Dataset rows about figures
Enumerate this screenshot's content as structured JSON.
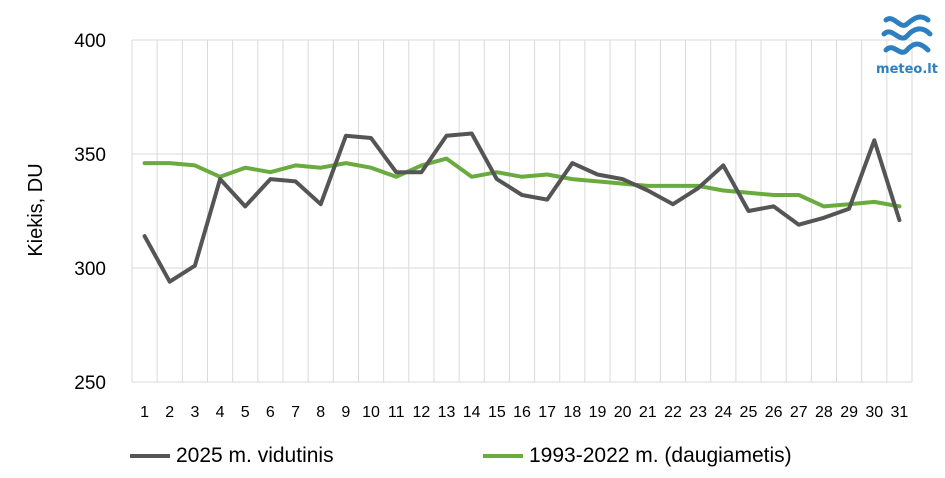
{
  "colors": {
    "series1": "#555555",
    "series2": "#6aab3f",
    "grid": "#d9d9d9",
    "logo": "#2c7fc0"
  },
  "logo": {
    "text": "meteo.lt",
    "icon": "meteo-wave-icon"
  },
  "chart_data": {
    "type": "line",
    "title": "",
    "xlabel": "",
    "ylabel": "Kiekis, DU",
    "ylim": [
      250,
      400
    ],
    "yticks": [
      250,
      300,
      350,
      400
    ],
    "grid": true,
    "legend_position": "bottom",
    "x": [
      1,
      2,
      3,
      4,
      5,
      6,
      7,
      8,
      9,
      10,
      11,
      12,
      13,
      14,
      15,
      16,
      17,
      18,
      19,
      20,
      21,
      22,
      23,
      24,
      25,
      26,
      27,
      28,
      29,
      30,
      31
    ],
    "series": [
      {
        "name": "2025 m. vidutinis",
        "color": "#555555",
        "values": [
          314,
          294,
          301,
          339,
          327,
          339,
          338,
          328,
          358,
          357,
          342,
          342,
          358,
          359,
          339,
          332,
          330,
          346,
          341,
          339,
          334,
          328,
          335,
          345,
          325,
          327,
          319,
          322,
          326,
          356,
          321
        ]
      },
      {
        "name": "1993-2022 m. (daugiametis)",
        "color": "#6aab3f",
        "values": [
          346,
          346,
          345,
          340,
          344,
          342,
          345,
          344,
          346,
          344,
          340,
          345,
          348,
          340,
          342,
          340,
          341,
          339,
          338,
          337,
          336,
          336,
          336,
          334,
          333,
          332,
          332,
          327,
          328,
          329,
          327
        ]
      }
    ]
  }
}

> [INSTRUCTIONS FOR THE TASK]
Write out the records above once more, word for word, with no pictures.

> [THE RESPONSE]
Enumerate this screenshot's content as structured JSON.
{
  "colors": {
    "series1": "#555555",
    "series2": "#6aab3f",
    "grid": "#d9d9d9",
    "logo": "#2c7fc0"
  },
  "logo": {
    "text": "meteo.lt",
    "icon": "meteo-wave-icon"
  },
  "chart_data": {
    "type": "line",
    "title": "",
    "xlabel": "",
    "ylabel": "Kiekis, DU",
    "ylim": [
      250,
      400
    ],
    "yticks": [
      250,
      300,
      350,
      400
    ],
    "grid": true,
    "legend_position": "bottom",
    "x": [
      1,
      2,
      3,
      4,
      5,
      6,
      7,
      8,
      9,
      10,
      11,
      12,
      13,
      14,
      15,
      16,
      17,
      18,
      19,
      20,
      21,
      22,
      23,
      24,
      25,
      26,
      27,
      28,
      29,
      30,
      31
    ],
    "series": [
      {
        "name": "2025 m. vidutinis",
        "color": "#555555",
        "values": [
          314,
          294,
          301,
          339,
          327,
          339,
          338,
          328,
          358,
          357,
          342,
          342,
          358,
          359,
          339,
          332,
          330,
          346,
          341,
          339,
          334,
          328,
          335,
          345,
          325,
          327,
          319,
          322,
          326,
          356,
          321
        ]
      },
      {
        "name": "1993-2022 m. (daugiametis)",
        "color": "#6aab3f",
        "values": [
          346,
          346,
          345,
          340,
          344,
          342,
          345,
          344,
          346,
          344,
          340,
          345,
          348,
          340,
          342,
          340,
          341,
          339,
          338,
          337,
          336,
          336,
          336,
          334,
          333,
          332,
          332,
          327,
          328,
          329,
          327
        ]
      }
    ]
  }
}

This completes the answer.